## Exercise goal
Each line that holds the word "vilket" counts once; give the total for the records below and nothing else.

## Entries supplied

########

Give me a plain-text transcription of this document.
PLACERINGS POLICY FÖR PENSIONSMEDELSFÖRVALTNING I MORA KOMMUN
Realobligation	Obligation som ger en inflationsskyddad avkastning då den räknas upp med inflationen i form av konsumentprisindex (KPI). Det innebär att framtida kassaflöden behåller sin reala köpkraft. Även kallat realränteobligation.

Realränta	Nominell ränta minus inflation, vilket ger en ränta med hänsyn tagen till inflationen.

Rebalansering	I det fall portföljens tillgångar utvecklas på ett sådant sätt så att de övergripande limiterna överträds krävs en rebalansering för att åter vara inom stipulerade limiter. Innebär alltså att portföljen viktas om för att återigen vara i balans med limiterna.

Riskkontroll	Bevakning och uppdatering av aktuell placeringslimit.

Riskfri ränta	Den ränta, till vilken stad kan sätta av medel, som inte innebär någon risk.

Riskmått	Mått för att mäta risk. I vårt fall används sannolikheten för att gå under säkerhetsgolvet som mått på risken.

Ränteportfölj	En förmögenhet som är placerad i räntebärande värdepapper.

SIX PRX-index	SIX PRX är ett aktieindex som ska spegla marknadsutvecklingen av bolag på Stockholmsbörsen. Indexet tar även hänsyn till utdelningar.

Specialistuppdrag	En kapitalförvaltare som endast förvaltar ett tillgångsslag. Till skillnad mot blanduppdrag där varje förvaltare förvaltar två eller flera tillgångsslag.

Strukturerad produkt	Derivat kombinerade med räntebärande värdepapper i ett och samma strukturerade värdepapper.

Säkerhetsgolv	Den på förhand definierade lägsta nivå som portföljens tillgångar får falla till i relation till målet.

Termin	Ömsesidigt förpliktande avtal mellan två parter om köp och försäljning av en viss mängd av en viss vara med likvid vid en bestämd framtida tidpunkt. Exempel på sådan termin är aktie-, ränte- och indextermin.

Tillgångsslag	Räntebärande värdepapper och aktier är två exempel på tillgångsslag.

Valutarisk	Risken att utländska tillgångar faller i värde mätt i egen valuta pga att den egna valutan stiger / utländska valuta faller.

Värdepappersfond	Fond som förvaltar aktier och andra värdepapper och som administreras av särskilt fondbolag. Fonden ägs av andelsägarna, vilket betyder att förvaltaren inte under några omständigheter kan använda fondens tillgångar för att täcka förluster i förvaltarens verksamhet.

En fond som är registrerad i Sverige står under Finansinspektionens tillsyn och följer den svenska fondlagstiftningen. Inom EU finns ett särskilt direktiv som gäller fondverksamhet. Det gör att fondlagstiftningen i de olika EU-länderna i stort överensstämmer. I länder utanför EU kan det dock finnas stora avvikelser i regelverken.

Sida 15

########

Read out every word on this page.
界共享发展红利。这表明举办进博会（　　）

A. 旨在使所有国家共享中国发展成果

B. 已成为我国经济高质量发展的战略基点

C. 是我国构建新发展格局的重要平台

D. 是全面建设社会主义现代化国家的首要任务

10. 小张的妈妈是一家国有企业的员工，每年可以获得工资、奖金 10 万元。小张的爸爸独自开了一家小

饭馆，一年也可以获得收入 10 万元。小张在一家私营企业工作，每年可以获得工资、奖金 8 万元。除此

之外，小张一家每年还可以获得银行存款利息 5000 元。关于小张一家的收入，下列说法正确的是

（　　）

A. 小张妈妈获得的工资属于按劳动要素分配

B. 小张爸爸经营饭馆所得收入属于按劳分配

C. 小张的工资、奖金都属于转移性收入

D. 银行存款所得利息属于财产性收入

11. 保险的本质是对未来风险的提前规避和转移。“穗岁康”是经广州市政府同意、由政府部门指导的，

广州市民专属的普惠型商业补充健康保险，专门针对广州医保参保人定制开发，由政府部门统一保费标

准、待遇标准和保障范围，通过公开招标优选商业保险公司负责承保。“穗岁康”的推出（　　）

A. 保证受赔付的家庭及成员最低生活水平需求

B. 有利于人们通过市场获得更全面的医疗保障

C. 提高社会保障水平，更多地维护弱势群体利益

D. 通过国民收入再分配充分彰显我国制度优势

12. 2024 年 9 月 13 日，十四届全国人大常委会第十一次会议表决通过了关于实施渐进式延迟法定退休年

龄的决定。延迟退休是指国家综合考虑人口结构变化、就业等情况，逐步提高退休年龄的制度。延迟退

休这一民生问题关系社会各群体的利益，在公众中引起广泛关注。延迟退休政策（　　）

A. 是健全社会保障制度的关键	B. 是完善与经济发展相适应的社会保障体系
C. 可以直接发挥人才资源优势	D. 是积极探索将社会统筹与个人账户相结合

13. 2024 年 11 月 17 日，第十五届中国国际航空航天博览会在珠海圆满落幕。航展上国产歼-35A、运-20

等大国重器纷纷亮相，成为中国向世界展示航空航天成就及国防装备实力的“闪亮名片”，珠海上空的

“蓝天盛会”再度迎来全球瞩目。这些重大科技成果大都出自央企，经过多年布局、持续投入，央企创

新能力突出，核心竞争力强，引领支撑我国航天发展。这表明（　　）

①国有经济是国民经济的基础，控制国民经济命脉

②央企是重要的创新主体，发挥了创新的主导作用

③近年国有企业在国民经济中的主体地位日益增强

########

## Result of the task
2